## Given request
In the entries below, find every line holding the string "Понятие" and collect it.

## Provided information
- - -

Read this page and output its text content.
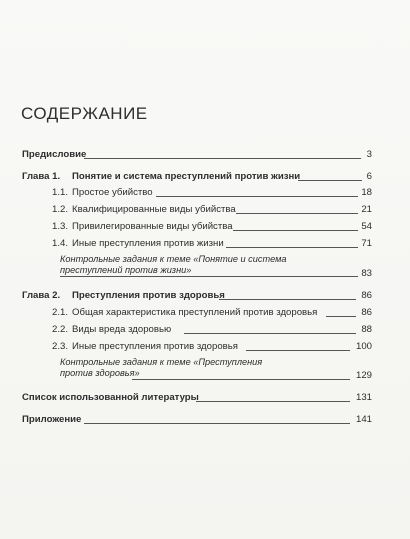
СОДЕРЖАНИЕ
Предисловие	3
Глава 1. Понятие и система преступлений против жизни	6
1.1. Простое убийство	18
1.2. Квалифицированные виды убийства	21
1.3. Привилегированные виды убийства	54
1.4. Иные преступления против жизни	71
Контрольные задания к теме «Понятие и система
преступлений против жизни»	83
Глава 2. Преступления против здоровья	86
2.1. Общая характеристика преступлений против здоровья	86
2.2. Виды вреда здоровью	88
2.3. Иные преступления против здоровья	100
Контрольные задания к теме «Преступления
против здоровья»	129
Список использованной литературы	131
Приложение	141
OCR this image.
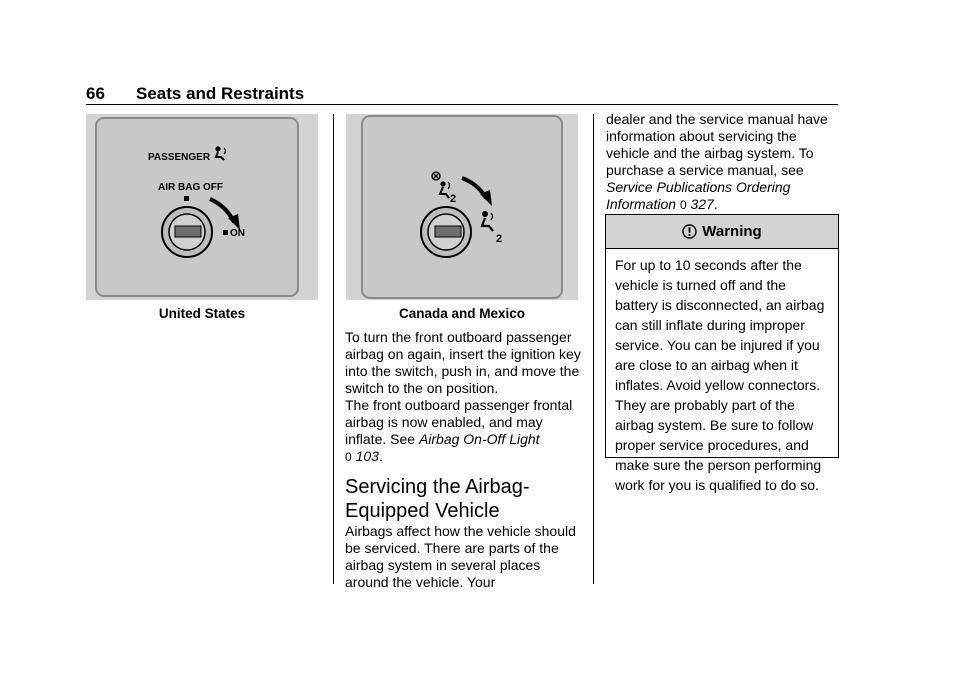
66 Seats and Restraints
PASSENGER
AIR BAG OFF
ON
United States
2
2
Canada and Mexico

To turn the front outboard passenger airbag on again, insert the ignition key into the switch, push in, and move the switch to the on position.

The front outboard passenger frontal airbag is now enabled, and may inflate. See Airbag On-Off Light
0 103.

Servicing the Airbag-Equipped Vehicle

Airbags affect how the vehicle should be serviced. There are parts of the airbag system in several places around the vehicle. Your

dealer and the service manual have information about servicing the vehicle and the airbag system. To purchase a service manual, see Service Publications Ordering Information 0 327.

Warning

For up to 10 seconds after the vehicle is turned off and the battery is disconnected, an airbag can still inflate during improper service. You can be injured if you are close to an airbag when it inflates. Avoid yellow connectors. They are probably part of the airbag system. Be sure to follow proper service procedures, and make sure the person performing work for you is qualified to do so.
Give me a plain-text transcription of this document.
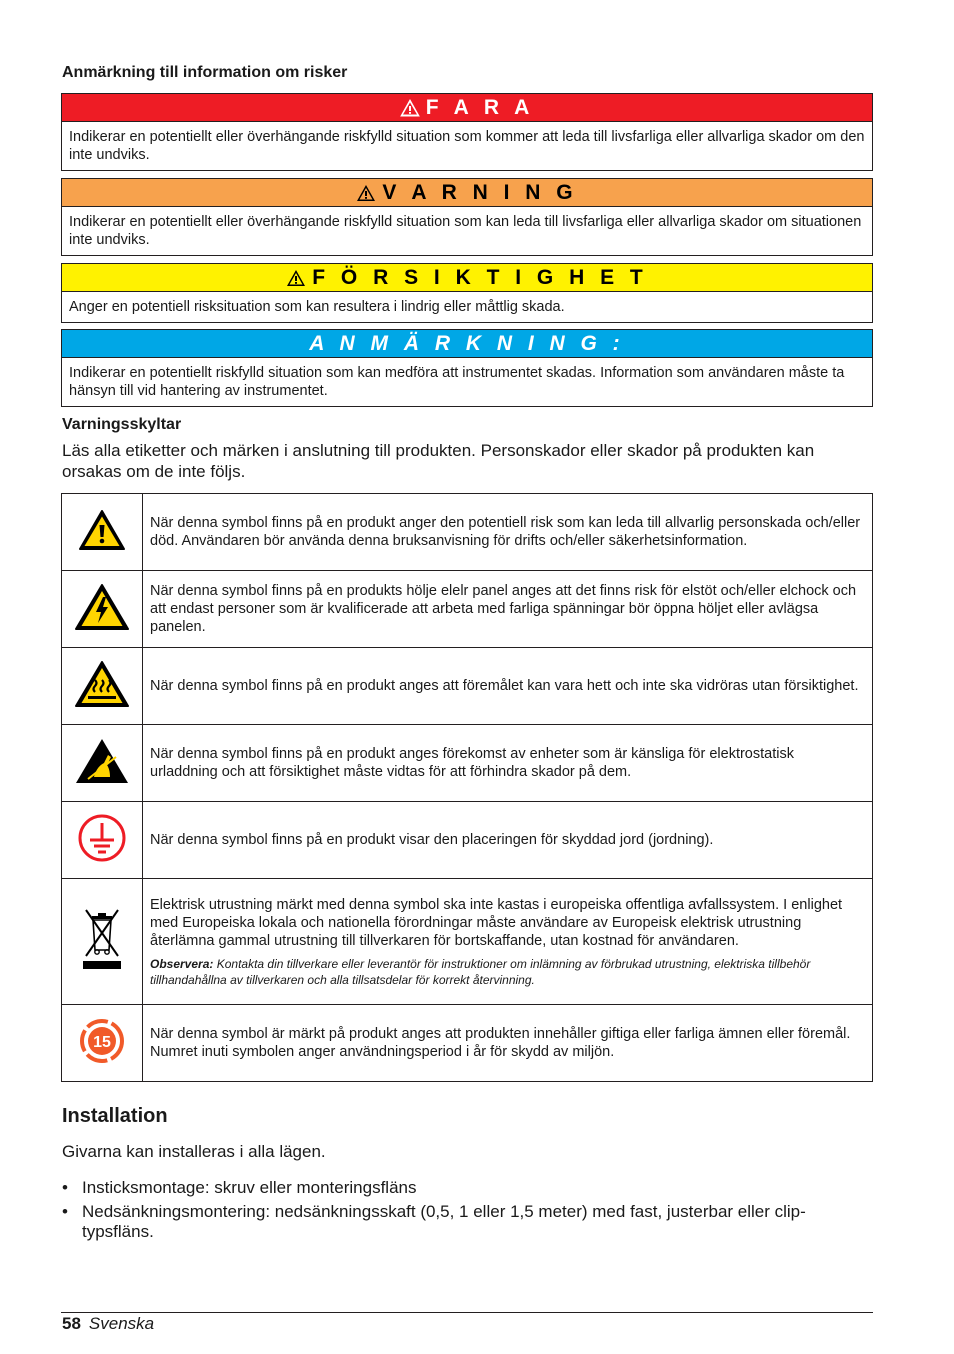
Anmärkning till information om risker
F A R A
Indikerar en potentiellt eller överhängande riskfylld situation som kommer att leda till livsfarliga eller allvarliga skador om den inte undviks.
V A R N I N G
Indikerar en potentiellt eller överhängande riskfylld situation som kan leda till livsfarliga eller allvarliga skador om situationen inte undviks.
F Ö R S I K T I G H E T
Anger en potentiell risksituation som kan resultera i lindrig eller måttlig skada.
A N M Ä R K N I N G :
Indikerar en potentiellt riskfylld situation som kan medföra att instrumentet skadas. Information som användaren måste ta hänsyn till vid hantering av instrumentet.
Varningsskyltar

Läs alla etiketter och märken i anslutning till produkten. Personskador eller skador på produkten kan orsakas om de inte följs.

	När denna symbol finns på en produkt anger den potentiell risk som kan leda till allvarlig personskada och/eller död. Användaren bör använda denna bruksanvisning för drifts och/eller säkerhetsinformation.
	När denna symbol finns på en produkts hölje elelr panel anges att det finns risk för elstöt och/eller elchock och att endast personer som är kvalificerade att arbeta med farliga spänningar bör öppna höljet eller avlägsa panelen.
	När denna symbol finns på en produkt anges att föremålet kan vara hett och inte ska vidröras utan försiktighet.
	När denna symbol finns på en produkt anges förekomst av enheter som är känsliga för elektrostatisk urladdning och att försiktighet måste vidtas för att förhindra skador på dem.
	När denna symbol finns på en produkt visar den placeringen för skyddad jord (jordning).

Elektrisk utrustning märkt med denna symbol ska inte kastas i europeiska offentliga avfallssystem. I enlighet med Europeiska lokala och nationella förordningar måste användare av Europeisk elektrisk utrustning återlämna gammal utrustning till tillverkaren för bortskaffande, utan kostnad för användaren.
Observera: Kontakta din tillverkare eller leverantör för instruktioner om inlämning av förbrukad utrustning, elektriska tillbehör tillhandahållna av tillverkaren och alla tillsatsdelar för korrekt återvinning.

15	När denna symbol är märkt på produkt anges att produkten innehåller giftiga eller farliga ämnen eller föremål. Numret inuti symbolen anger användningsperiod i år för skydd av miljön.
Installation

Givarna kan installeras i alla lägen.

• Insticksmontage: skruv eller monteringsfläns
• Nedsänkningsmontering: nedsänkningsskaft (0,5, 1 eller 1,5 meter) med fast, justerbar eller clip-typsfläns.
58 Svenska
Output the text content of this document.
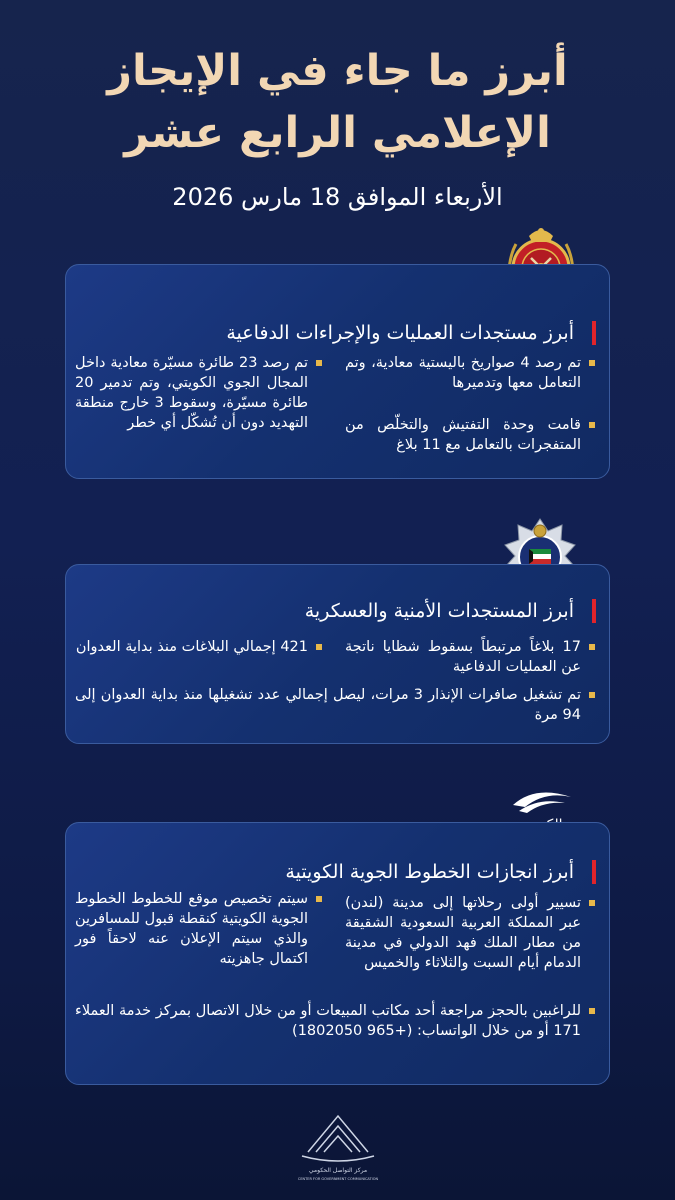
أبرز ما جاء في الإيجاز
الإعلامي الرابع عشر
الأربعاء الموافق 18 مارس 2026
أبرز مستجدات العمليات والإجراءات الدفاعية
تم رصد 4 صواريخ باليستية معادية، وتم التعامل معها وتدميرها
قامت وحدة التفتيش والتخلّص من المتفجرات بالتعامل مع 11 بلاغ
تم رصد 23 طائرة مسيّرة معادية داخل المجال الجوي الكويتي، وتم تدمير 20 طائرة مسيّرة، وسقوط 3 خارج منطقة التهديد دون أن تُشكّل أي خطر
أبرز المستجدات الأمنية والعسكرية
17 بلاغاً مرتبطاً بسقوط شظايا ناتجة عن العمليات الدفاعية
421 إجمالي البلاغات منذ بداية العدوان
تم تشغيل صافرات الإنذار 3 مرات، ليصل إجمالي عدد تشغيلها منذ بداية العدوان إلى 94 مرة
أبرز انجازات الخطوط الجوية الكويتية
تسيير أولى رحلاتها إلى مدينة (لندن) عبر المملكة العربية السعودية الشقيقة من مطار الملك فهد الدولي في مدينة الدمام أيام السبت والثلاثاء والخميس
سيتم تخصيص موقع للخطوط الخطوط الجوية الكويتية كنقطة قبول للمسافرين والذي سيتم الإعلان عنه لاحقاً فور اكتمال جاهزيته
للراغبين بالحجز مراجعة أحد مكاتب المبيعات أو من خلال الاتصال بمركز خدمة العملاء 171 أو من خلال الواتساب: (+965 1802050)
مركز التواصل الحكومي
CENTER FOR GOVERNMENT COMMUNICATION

- - -

## Answer to this problem
Глава 1. Понятие и система преступлений против жизни	6
Контрольные задания к теме «Понятие и система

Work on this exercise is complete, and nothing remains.